Return each entry exactly, omitting nothing.

[Saved entries]
┄┄┄┄┄┄
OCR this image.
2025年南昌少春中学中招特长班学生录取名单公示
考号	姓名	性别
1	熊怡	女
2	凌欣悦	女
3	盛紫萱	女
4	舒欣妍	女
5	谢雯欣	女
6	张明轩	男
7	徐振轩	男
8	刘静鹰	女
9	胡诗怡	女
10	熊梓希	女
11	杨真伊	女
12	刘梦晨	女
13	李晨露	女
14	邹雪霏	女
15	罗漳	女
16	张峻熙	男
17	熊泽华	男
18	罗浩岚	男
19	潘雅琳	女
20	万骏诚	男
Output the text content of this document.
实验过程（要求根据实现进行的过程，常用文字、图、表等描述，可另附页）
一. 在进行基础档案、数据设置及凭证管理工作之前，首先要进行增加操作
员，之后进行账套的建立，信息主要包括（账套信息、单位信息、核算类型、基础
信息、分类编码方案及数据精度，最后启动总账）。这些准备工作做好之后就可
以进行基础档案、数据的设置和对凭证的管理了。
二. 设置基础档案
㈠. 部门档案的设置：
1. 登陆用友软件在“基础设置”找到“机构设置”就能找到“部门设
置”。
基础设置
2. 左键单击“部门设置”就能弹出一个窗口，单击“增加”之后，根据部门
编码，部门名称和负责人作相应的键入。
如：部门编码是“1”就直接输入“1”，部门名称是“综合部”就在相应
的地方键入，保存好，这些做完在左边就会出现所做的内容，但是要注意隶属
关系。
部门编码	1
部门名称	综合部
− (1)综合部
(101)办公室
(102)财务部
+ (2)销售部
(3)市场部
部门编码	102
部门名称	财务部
┄┄┄┄┄┄
▶ **Full answer**:
OCR this image.
2025年南昌少春中学中招特长班学生录取名单公示
考号	姓名	性别
1	熊怡	女
2	凌欣悦	女
3	盛紫萱	女
4	舒欣妍	女
5	谢雯欣	女
6	张明轩	男
7	徐振轩	男
8	刘静鹰	女
9	胡诗怡	女
10	熊梓希	女
11	杨真伊	女
12	刘梦晨	女
13	李晨露	女
14	邹雪霏	女
15	罗漳	女
16	张峻熙	男
17	熊泽华	男
18	罗浩岚	男
19	潘雅琳	女
20	万骏诚	男
Output the text content of this document.
实验过程（要求根据实现进行的过程，常用文字、图、表等描述，可另附页）
一. 在进行基础档案、数据设置及凭证管理工作之前，首先要进行增加操作
员，之后进行账套的建立，信息主要包括（账套信息、单位信息、核算类型、基础
信息、分类编码方案及数据精度，最后启动总账）。这些准备工作做好之后就可
以进行基础档案、数据的设置和对凭证的管理了。
二. 设置基础档案
㈠. 部门档案的设置：
1. 登陆用友软件在“基础设置”找到“机构设置”就能找到“部门设
置”。
基础设置
2. 左键单击“部门设置”就能弹出一个窗口，单击“增加”之后，根据部门
编码，部门名称和负责人作相应的键入。
如：部门编码是“1”就直接输入“1”，部门名称是“综合部”就在相应
的地方键入，保存好，这些做完在左边就会出现所做的内容，但是要注意隶属
关系。
部门编码	1
部门名称	综合部
− (1)综合部
(101)办公室
(102)财务部
+ (2)销售部
(3)市场部
部门编码	102
部门名称	财务部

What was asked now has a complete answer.